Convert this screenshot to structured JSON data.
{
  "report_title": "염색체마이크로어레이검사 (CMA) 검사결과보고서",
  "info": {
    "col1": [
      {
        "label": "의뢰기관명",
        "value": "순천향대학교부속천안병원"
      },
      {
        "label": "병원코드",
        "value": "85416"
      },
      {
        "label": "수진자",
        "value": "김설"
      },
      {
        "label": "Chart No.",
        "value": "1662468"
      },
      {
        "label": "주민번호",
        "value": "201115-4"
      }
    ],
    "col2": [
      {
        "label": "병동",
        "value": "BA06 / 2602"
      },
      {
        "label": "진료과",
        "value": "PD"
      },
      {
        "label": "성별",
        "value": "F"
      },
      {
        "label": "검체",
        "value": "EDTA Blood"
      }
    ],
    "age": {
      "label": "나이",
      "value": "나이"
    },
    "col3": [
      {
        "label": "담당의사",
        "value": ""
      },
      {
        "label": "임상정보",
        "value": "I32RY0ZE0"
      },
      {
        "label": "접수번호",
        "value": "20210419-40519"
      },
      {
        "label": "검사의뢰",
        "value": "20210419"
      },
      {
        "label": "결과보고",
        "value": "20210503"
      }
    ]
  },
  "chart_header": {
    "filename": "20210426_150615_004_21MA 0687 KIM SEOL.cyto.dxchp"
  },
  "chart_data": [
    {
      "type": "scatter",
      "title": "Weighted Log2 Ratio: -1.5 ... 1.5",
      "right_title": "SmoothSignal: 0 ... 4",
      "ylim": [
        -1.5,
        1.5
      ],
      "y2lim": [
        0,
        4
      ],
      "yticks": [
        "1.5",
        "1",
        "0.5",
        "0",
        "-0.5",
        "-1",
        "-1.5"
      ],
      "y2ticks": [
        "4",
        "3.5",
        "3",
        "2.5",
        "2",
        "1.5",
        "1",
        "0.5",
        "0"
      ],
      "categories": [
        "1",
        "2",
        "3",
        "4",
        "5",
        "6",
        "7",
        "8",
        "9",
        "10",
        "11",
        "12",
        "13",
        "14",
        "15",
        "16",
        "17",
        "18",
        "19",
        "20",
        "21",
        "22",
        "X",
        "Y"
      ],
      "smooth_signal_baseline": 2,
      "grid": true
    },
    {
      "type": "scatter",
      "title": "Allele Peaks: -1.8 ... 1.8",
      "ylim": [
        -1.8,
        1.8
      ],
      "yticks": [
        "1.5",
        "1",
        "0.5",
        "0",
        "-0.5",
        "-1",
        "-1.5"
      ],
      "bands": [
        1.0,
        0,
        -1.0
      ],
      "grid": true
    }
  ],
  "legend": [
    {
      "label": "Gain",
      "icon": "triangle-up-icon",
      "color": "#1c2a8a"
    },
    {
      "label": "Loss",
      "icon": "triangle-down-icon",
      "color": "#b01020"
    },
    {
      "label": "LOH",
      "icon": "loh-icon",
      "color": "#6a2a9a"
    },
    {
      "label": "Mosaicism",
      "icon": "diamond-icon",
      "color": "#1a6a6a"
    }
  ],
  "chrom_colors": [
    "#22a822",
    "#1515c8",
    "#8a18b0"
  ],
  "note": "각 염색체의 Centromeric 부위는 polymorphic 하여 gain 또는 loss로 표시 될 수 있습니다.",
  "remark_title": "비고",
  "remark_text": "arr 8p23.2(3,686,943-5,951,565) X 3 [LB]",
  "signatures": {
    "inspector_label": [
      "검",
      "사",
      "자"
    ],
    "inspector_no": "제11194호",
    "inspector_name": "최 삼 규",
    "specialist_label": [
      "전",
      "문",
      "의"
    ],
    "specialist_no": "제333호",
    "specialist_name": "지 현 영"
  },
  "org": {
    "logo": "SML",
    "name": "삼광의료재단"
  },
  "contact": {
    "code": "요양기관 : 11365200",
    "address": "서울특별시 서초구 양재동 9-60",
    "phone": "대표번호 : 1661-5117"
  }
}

========================================

__Work to do__: All of the entries above must be quoted exactly.

__Exercise result__:
Convert this screenshot to structured JSON data.
{
  "report_title": "염색체마이크로어레이검사 (CMA) 검사결과보고서",
  "info": {
    "col1": [
      {
        "label": "의뢰기관명",
        "value": "순천향대학교부속천안병원"
      },
      {
        "label": "병원코드",
        "value": "85416"
      },
      {
        "label": "수진자",
        "value": "김설"
      },
      {
        "label": "Chart No.",
        "value": "1662468"
      },
      {
        "label": "주민번호",
        "value": "201115-4"
      }
    ],
    "col2": [
      {
        "label": "병동",
        "value": "BA06 / 2602"
      },
      {
        "label": "진료과",
        "value": "PD"
      },
      {
        "label": "성별",
        "value": "F"
      },
      {
        "label": "검체",
        "value": "EDTA Blood"
      }
    ],
    "age": {
      "label": "나이",
      "value": "나이"
    },
    "col3": [
      {
        "label": "담당의사",
        "value": ""
      },
      {
        "label": "임상정보",
        "value": "I32RY0ZE0"
      },
      {
        "label": "접수번호",
        "value": "20210419-40519"
      },
      {
        "label": "검사의뢰",
        "value": "20210419"
      },
      {
        "label": "결과보고",
        "value": "20210503"
      }
    ]
  },
  "chart_header": {
    "filename": "20210426_150615_004_21MA 0687 KIM SEOL.cyto.dxchp"
  },
  "chart_data": [
    {
      "type": "scatter",
      "title": "Weighted Log2 Ratio: -1.5 ... 1.5",
      "right_title": "SmoothSignal: 0 ... 4",
      "ylim": [
        -1.5,
        1.5
      ],
      "y2lim": [
        0,
        4
      ],
      "yticks": [
        "1.5",
        "1",
        "0.5",
        "0",
        "-0.5",
        "-1",
        "-1.5"
      ],
      "y2ticks": [
        "4",
        "3.5",
        "3",
        "2.5",
        "2",
        "1.5",
        "1",
        "0.5",
        "0"
      ],
      "categories": [
        "1",
        "2",
        "3",
        "4",
        "5",
        "6",
        "7",
        "8",
        "9",
        "10",
        "11",
        "12",
        "13",
        "14",
        "15",
        "16",
        "17",
        "18",
        "19",
        "20",
        "21",
        "22",
        "X",
        "Y"
      ],
      "smooth_signal_baseline": 2,
      "grid": true
    },
    {
      "type": "scatter",
      "title": "Allele Peaks: -1.8 ... 1.8",
      "ylim": [
        -1.8,
        1.8
      ],
      "yticks": [
        "1.5",
        "1",
        "0.5",
        "0",
        "-0.5",
        "-1",
        "-1.5"
      ],
      "bands": [
        1.0,
        0,
        -1.0
      ],
      "grid": true
    }
  ],
  "legend": [
    {
      "label": "Gain",
      "icon": "triangle-up-icon",
      "color": "#1c2a8a"
    },
    {
      "label": "Loss",
      "icon": "triangle-down-icon",
      "color": "#b01020"
    },
    {
      "label": "LOH",
      "icon": "loh-icon",
      "color": "#6a2a9a"
    },
    {
      "label": "Mosaicism",
      "icon": "diamond-icon",
      "color": "#1a6a6a"
    }
  ],
  "chrom_colors": [
    "#22a822",
    "#1515c8",
    "#8a18b0"
  ],
  "note": "각 염색체의 Centromeric 부위는 polymorphic 하여 gain 또는 loss로 표시 될 수 있습니다.",
  "remark_title": "비고",
  "remark_text": "arr 8p23.2(3,686,943-5,951,565) X 3 [LB]",
  "signatures": {
    "inspector_label": [
      "검",
      "사",
      "자"
    ],
    "inspector_no": "제11194호",
    "inspector_name": "최 삼 규",
    "specialist_label": [
      "전",
      "문",
      "의"
    ],
    "specialist_no": "제333호",
    "specialist_name": "지 현 영"
  },
  "org": {
    "logo": "SML",
    "name": "삼광의료재단"
  },
  "contact": {
    "code": "요양기관 : 11365200",
    "address": "서울특별시 서초구 양재동 9-60",
    "phone": "대표번호 : 1661-5117"
  }
}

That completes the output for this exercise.